What you will do
Scan the entries below. List each line with "name".

Extracted data
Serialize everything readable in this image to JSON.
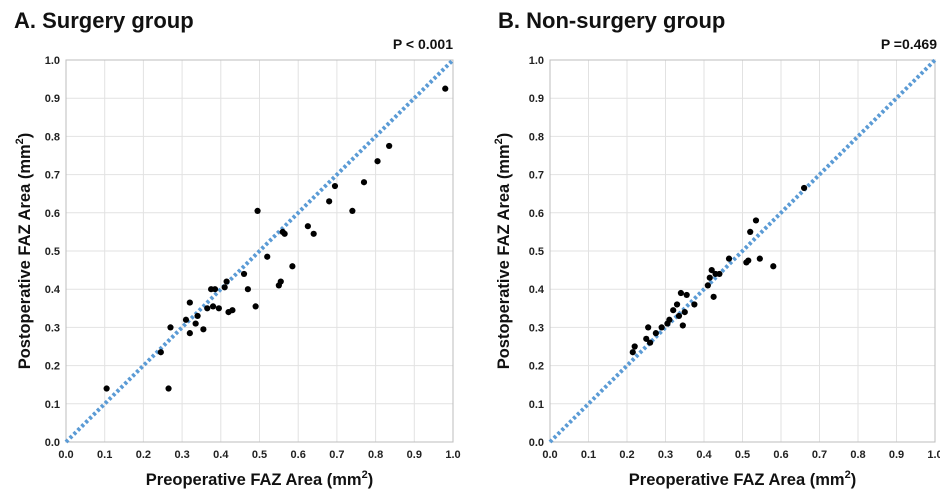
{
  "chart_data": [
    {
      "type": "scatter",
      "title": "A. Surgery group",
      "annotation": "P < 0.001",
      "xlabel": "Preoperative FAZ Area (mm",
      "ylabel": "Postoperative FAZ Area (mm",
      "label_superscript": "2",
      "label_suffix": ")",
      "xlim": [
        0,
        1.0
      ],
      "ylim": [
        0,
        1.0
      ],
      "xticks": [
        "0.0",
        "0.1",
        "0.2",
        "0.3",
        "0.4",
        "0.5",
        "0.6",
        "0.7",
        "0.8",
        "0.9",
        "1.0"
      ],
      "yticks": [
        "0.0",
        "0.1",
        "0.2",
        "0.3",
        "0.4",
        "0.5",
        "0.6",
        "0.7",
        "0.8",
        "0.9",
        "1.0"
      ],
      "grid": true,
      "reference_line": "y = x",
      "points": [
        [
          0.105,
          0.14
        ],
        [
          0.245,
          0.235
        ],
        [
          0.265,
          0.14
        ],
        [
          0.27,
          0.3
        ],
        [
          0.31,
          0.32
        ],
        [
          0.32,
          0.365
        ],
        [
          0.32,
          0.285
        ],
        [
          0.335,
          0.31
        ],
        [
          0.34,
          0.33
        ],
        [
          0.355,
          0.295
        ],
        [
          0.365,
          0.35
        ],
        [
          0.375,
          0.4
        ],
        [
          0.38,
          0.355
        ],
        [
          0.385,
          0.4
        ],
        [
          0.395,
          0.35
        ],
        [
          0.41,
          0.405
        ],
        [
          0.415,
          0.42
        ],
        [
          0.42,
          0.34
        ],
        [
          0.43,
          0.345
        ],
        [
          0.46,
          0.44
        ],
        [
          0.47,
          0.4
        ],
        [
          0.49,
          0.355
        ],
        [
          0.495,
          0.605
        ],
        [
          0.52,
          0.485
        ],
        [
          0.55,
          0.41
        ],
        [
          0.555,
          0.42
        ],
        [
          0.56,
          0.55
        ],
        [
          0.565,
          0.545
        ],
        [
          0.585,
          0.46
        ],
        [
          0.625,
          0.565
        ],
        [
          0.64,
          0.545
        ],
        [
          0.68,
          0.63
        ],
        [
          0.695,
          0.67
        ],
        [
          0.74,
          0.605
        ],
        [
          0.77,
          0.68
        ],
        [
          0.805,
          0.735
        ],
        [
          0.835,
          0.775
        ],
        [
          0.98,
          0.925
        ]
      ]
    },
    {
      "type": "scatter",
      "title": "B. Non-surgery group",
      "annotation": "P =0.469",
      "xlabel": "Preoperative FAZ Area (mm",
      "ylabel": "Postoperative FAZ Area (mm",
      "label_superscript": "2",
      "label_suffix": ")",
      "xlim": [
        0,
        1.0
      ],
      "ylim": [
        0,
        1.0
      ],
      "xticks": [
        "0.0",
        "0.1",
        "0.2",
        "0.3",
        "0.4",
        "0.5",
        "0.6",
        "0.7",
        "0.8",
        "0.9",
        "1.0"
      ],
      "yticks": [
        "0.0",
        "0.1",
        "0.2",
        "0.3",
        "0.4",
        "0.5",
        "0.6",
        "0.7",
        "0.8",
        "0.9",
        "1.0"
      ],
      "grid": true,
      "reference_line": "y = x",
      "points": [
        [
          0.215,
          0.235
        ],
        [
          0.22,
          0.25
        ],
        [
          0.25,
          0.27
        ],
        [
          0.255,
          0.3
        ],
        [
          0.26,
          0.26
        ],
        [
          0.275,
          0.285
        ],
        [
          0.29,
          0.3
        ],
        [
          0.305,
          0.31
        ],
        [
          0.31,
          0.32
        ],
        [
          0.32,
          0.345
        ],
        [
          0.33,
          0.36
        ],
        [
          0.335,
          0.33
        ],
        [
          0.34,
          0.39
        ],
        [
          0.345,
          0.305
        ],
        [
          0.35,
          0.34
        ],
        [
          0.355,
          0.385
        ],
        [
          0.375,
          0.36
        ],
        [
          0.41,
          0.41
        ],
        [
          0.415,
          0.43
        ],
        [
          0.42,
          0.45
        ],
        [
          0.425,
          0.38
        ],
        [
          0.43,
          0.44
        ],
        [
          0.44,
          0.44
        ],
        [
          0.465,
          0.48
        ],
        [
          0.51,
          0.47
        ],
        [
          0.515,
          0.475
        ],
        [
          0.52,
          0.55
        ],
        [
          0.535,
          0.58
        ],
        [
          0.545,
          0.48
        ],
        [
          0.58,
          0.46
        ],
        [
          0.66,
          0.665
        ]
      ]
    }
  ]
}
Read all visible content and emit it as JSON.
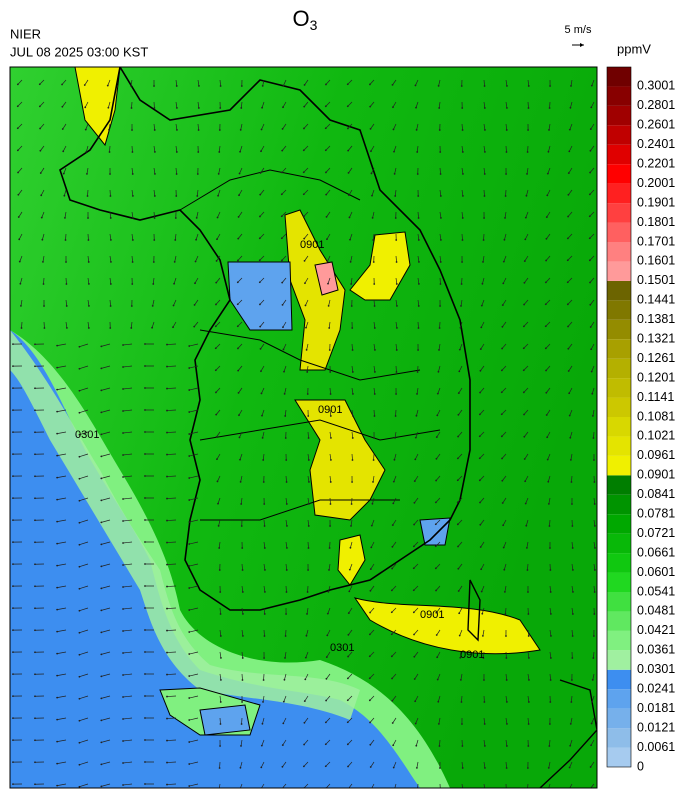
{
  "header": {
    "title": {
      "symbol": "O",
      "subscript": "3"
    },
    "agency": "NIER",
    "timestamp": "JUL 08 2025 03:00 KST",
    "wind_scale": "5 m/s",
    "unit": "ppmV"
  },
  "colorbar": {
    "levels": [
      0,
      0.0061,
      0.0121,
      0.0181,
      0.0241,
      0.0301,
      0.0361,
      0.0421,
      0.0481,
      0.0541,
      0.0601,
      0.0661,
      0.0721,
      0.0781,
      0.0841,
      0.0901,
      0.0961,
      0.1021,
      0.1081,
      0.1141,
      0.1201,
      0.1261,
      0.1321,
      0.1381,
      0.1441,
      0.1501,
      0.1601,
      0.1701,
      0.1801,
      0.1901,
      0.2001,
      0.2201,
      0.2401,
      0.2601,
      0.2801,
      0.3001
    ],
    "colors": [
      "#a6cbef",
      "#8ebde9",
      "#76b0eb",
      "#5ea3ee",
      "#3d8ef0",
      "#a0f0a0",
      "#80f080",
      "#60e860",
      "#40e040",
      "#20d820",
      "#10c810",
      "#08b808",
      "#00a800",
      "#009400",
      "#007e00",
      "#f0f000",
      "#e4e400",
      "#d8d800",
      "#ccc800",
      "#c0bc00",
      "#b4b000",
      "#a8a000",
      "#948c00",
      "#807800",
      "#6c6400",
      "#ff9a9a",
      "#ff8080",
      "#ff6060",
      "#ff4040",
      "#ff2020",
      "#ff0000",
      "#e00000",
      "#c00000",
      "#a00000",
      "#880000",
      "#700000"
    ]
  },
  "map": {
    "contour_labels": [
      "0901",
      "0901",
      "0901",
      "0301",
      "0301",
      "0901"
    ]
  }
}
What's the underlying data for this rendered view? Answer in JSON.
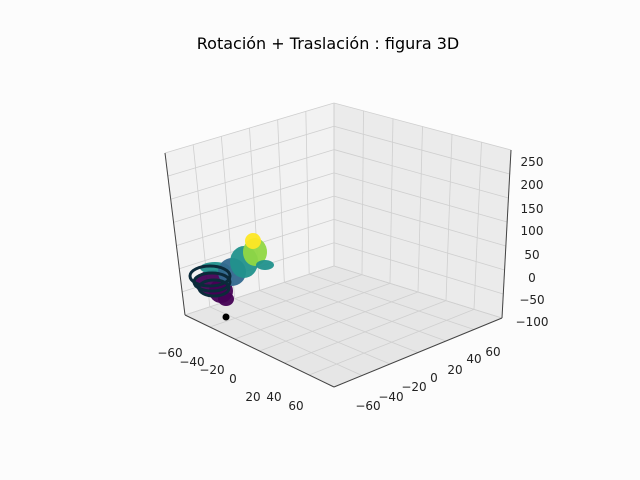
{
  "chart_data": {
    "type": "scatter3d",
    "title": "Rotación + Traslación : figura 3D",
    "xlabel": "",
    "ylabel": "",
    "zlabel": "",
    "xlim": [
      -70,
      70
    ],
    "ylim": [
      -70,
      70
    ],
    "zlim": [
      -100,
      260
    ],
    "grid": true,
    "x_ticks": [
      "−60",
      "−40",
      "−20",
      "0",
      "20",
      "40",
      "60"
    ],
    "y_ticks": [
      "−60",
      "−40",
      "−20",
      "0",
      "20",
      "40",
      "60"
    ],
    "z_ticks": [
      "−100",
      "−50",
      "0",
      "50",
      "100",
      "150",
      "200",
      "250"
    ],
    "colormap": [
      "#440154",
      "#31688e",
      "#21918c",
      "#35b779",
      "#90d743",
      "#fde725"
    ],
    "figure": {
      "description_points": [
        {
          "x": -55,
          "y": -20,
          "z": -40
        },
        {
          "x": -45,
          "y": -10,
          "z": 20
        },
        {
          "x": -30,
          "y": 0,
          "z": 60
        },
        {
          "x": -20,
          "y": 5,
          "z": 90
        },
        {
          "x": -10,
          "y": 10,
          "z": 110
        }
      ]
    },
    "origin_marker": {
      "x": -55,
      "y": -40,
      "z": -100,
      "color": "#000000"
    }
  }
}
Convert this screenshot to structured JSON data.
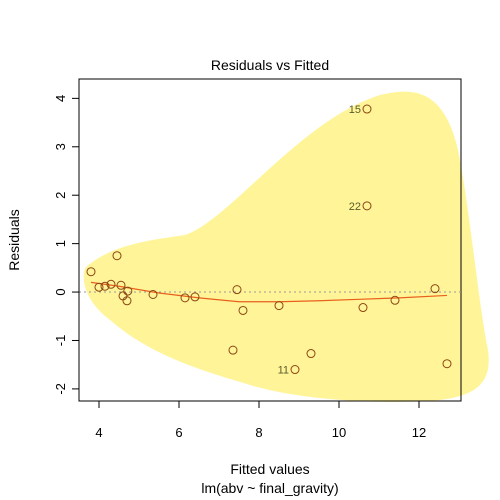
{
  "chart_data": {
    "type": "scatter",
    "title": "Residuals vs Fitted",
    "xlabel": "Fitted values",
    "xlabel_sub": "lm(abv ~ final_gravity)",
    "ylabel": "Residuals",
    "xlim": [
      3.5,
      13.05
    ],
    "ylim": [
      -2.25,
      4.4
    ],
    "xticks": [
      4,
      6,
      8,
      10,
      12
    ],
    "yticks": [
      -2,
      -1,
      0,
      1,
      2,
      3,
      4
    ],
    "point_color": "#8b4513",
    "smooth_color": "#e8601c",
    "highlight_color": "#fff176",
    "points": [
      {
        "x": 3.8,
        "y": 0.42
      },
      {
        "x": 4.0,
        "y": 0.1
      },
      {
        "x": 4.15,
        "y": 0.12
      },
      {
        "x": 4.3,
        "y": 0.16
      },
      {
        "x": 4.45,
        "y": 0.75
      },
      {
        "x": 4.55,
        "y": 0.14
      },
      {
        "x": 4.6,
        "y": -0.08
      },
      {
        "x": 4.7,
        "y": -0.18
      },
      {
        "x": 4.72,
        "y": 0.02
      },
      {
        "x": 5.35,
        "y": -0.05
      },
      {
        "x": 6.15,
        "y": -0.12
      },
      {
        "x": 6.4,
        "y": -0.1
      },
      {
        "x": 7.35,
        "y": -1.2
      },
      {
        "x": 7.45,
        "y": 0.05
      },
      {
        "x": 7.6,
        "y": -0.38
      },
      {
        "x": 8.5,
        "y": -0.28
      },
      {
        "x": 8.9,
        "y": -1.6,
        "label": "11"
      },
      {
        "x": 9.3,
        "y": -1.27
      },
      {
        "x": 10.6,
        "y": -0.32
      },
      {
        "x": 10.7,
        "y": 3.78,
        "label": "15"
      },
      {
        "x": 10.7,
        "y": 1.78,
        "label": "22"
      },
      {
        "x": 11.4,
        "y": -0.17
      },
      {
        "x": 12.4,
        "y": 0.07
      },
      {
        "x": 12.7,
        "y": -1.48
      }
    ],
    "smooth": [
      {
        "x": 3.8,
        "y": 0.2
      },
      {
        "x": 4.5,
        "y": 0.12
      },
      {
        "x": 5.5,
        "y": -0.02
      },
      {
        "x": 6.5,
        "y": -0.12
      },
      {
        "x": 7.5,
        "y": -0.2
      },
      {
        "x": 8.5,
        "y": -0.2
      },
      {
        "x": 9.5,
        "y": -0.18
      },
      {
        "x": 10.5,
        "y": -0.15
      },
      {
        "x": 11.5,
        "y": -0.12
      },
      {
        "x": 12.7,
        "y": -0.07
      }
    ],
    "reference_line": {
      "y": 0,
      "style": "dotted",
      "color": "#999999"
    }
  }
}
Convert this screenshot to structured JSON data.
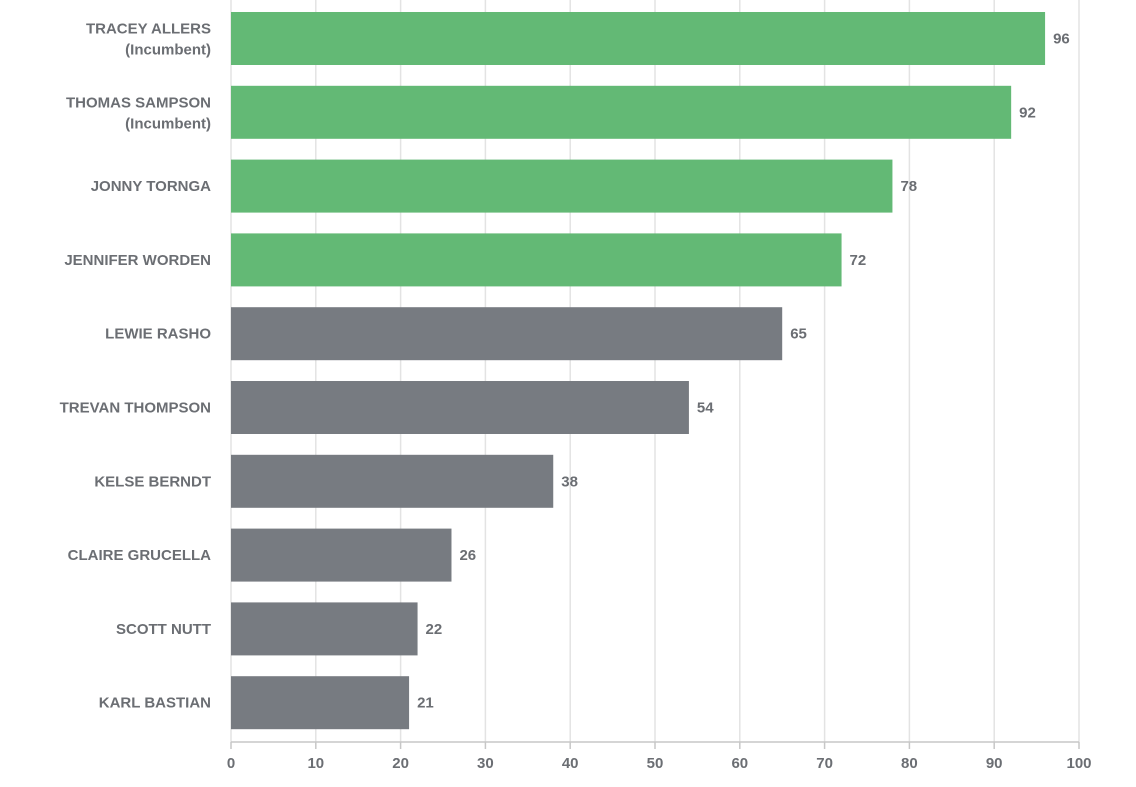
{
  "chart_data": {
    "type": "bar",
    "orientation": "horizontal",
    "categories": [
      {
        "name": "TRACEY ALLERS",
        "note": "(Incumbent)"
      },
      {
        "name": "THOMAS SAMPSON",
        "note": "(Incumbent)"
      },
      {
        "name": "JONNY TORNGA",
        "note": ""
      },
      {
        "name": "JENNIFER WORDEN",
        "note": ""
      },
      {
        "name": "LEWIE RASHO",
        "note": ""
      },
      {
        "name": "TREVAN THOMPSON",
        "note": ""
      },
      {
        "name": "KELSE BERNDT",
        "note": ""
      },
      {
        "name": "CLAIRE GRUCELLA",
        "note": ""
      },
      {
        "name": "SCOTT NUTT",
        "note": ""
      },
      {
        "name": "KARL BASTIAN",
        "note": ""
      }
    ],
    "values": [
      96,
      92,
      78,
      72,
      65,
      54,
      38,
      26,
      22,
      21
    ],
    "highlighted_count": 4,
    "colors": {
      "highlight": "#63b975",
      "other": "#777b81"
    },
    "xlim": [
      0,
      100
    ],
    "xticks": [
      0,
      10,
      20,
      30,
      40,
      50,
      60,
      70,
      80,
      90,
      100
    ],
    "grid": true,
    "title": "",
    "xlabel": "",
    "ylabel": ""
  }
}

Complete output
        "name": "TRACEY ALLERS",
        "name": "THOMAS SAMPSON",
        "name": "JONNY TORNGA",
        "name": "JENNIFER WORDEN",
        "name": "LEWIE RASHO",
        "name": "TREVAN THOMPSON",
        "name": "KELSE BERNDT",
        "name": "CLAIRE GRUCELLA",
        "name": "SCOTT NUTT",
        "name": "KARL BASTIAN",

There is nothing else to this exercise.